Please copy the material below word for word, all lines included.

Source records
## begin
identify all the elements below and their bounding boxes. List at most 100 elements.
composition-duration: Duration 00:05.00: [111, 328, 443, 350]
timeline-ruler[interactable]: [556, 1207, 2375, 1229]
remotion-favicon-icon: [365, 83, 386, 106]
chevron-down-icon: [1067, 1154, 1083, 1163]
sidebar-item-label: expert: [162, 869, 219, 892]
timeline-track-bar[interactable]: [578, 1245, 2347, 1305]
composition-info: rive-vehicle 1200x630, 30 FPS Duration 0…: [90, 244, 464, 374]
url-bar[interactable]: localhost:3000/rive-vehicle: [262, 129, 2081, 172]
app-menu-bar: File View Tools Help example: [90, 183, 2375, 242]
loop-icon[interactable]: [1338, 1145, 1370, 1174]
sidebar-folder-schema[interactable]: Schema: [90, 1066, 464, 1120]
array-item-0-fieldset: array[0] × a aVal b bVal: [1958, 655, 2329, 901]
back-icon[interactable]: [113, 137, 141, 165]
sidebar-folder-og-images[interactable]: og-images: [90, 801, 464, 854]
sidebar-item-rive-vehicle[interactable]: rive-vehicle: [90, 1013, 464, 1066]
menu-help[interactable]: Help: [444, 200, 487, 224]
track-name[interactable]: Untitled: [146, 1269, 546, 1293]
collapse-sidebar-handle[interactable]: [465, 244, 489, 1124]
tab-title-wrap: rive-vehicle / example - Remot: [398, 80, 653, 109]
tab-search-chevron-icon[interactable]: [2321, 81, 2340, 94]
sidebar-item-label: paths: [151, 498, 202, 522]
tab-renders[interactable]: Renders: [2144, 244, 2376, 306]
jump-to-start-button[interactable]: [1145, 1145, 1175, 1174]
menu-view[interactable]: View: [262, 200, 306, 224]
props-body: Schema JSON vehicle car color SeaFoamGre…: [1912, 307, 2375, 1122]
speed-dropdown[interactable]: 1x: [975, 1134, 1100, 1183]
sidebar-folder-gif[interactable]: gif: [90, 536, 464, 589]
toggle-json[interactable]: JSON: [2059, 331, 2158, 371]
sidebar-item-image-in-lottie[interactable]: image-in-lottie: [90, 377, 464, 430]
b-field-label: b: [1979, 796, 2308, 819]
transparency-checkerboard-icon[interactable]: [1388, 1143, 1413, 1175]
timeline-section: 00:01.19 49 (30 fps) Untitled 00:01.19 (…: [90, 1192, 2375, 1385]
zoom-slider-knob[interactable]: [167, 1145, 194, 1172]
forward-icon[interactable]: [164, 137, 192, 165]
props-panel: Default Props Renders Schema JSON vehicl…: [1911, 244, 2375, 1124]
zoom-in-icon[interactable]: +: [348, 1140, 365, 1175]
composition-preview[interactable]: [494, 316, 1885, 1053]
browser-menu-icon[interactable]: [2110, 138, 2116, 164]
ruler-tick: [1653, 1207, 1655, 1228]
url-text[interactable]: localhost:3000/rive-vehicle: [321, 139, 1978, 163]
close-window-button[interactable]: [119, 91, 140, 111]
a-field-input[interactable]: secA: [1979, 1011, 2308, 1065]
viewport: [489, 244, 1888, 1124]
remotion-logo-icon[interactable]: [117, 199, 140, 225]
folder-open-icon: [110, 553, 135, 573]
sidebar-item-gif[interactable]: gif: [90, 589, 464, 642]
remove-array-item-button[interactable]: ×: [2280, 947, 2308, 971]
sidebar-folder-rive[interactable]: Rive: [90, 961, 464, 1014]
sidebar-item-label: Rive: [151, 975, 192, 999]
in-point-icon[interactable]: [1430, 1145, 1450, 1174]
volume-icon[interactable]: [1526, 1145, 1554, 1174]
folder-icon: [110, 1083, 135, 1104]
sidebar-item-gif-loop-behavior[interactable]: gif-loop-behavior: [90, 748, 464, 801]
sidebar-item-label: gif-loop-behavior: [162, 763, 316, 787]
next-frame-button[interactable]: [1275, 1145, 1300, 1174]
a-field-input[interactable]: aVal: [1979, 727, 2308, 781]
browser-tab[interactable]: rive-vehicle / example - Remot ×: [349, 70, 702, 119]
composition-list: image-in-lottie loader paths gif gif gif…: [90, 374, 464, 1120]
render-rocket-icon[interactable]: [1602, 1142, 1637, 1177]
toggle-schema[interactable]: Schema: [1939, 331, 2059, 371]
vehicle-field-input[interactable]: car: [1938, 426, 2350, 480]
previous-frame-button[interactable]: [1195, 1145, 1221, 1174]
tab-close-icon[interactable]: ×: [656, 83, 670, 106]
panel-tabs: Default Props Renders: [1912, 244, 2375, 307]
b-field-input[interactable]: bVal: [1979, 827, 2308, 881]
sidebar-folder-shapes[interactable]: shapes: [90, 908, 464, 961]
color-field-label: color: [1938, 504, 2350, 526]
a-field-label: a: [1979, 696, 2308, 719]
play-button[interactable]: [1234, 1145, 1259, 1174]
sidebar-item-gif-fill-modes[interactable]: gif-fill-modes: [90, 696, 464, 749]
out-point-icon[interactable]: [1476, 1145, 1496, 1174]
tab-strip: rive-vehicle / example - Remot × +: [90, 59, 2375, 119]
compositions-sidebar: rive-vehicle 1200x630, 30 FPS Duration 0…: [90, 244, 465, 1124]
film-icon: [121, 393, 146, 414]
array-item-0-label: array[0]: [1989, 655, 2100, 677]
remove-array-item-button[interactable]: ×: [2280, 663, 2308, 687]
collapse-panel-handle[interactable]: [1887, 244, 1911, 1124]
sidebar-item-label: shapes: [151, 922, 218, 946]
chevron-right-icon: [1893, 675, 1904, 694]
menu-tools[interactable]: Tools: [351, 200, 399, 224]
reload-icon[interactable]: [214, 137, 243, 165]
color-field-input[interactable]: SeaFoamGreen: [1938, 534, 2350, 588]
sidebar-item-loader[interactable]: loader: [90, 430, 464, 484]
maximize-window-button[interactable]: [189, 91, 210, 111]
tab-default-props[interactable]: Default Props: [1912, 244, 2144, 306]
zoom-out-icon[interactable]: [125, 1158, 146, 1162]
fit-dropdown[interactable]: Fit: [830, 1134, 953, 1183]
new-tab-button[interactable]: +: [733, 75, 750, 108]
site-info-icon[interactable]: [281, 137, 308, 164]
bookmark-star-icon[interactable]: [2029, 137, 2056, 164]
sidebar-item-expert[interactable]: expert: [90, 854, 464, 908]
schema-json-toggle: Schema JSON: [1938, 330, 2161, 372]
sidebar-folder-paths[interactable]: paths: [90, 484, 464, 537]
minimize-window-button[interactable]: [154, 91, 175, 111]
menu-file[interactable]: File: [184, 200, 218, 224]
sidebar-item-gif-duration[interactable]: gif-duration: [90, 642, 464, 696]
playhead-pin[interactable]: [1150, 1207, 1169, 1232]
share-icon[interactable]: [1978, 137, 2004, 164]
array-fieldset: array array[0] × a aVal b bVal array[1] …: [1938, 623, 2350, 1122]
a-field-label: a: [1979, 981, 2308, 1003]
## end
• Written response:
identify all the elements below and their bounding boxes. List at most 100 elements.
composition-duration: Duration 00:05.00: [111, 328, 443, 350]
timeline-ruler[interactable]: [556, 1207, 2375, 1229]
remotion-favicon-icon: [365, 83, 386, 106]
chevron-down-icon: [1067, 1154, 1083, 1163]
sidebar-item-label: expert: [162, 869, 219, 892]
timeline-track-bar[interactable]: [578, 1245, 2347, 1305]
composition-info: rive-vehicle 1200x630, 30 FPS Duration 0…: [90, 244, 464, 374]
url-bar[interactable]: localhost:3000/rive-vehicle: [262, 129, 2081, 172]
app-menu-bar: File View Tools Help example: [90, 183, 2375, 242]
loop-icon[interactable]: [1338, 1145, 1370, 1174]
sidebar-folder-schema[interactable]: Schema: [90, 1066, 464, 1120]
array-item-0-fieldset: array[0] × a aVal b bVal: [1958, 655, 2329, 901]
back-icon[interactable]: [113, 137, 141, 165]
sidebar-folder-og-images[interactable]: og-images: [90, 801, 464, 854]
sidebar-item-rive-vehicle[interactable]: rive-vehicle: [90, 1013, 464, 1066]
menu-help[interactable]: Help: [444, 200, 487, 224]
track-name[interactable]: Untitled: [146, 1269, 546, 1293]
collapse-sidebar-handle[interactable]: [465, 244, 489, 1124]
tab-title-wrap: rive-vehicle / example - Remot: [398, 80, 653, 109]
tab-search-chevron-icon[interactable]: [2321, 81, 2340, 94]
sidebar-item-label: paths: [151, 498, 202, 522]
tab-renders[interactable]: Renders: [2144, 244, 2376, 306]
jump-to-start-button[interactable]: [1145, 1145, 1175, 1174]
menu-view[interactable]: View: [262, 200, 306, 224]
props-body: Schema JSON vehicle car color SeaFoamGre…: [1912, 307, 2375, 1122]
speed-dropdown[interactable]: 1x: [975, 1134, 1100, 1183]
sidebar-folder-gif[interactable]: gif: [90, 536, 464, 589]
toggle-json[interactable]: JSON: [2059, 331, 2158, 371]
sidebar-item-image-in-lottie[interactable]: image-in-lottie: [90, 377, 464, 430]
b-field-label: b: [1979, 796, 2308, 819]
transparency-checkerboard-icon[interactable]: [1388, 1143, 1413, 1175]
timeline-section: 00:01.19 49 (30 fps) Untitled 00:01.19 (…: [90, 1192, 2375, 1385]
zoom-slider-knob[interactable]: [167, 1145, 194, 1172]
forward-icon[interactable]: [164, 137, 192, 165]
props-panel: Default Props Renders Schema JSON vehicl…: [1911, 244, 2375, 1124]
zoom-in-icon[interactable]: +: [348, 1140, 365, 1175]
composition-preview[interactable]: [494, 316, 1885, 1053]
browser-menu-icon[interactable]: [2110, 138, 2116, 164]
ruler-tick: [1653, 1207, 1655, 1228]
url-text[interactable]: localhost:3000/rive-vehicle: [321, 139, 1978, 163]
close-window-button[interactable]: [119, 91, 140, 111]
a-field-input[interactable]: secA: [1979, 1011, 2308, 1065]
viewport: [489, 244, 1888, 1124]
remotion-logo-icon[interactable]: [117, 199, 140, 225]
folder-open-icon: [110, 553, 135, 573]
sidebar-item-gif[interactable]: gif: [90, 589, 464, 642]
remove-array-item-button[interactable]: ×: [2280, 947, 2308, 971]
sidebar-folder-rive[interactable]: Rive: [90, 961, 464, 1014]
sidebar-item-label: Rive: [151, 975, 192, 999]
in-point-icon[interactable]: [1430, 1145, 1450, 1174]
volume-icon[interactable]: [1526, 1145, 1554, 1174]
folder-icon: [110, 1083, 135, 1104]
sidebar-item-gif-loop-behavior[interactable]: gif-loop-behavior: [90, 748, 464, 801]
sidebar-item-label: gif-loop-behavior: [162, 763, 316, 787]
next-frame-button[interactable]: [1275, 1145, 1300, 1174]
a-field-input[interactable]: aVal: [1979, 727, 2308, 781]
browser-tab[interactable]: rive-vehicle / example - Remot ×: [349, 70, 702, 119]
composition-list: image-in-lottie loader paths gif gif gif…: [90, 374, 464, 1120]
render-rocket-icon[interactable]: [1602, 1142, 1637, 1177]
toggle-schema[interactable]: Schema: [1939, 331, 2059, 371]
vehicle-field-input[interactable]: car: [1938, 426, 2350, 480]
previous-frame-button[interactable]: [1195, 1145, 1221, 1174]
tab-close-icon[interactable]: ×: [656, 83, 670, 106]
panel-tabs: Default Props Renders: [1912, 244, 2375, 307]
b-field-input[interactable]: bVal: [1979, 827, 2308, 881]
sidebar-folder-shapes[interactable]: shapes: [90, 908, 464, 961]
color-field-label: color: [1938, 504, 2350, 526]
a-field-label: a: [1979, 696, 2308, 719]
play-button[interactable]: [1234, 1145, 1259, 1174]
sidebar-item-gif-fill-modes[interactable]: gif-fill-modes: [90, 696, 464, 749]
out-point-icon[interactable]: [1476, 1145, 1496, 1174]
tab-strip: rive-vehicle / example - Remot × +: [90, 59, 2375, 119]
compositions-sidebar: rive-vehicle 1200x630, 30 FPS Duration 0…: [90, 244, 465, 1124]
film-icon: [121, 393, 146, 414]
array-item-0-label: array[0]: [1989, 655, 2100, 677]
remove-array-item-button[interactable]: ×: [2280, 663, 2308, 687]
collapse-panel-handle[interactable]: [1887, 244, 1911, 1124]
sidebar-item-label: shapes: [151, 922, 218, 946]
chevron-right-icon: [1893, 675, 1904, 694]
menu-tools[interactable]: Tools: [351, 200, 399, 224]
reload-icon[interactable]: [214, 137, 243, 165]
color-field-input[interactable]: SeaFoamGreen: [1938, 534, 2350, 588]
sidebar-item-loader[interactable]: loader: [90, 430, 464, 484]
maximize-window-button[interactable]: [189, 91, 210, 111]
tab-default-props[interactable]: Default Props: [1912, 244, 2144, 306]
zoom-out-icon[interactable]: [125, 1158, 146, 1162]
fit-dropdown[interactable]: Fit: [830, 1134, 953, 1183]
new-tab-button[interactable]: +: [733, 75, 750, 108]
site-info-icon[interactable]: [281, 137, 308, 164]
bookmark-star-icon[interactable]: [2029, 137, 2056, 164]
sidebar-item-expert[interactable]: expert: [90, 854, 464, 908]
schema-json-toggle: Schema JSON: [1938, 330, 2161, 372]
sidebar-folder-paths[interactable]: paths: [90, 484, 464, 537]
minimize-window-button[interactable]: [154, 91, 175, 111]
menu-file[interactable]: File: [184, 200, 218, 224]
sidebar-item-gif-duration[interactable]: gif-duration: [90, 642, 464, 696]
playhead-pin[interactable]: [1150, 1207, 1169, 1232]
share-icon[interactable]: [1978, 137, 2004, 164]
array-fieldset: array array[0] × a aVal b bVal array[1] …: [1938, 623, 2350, 1122]
a-field-label: a: [1979, 981, 2308, 1003]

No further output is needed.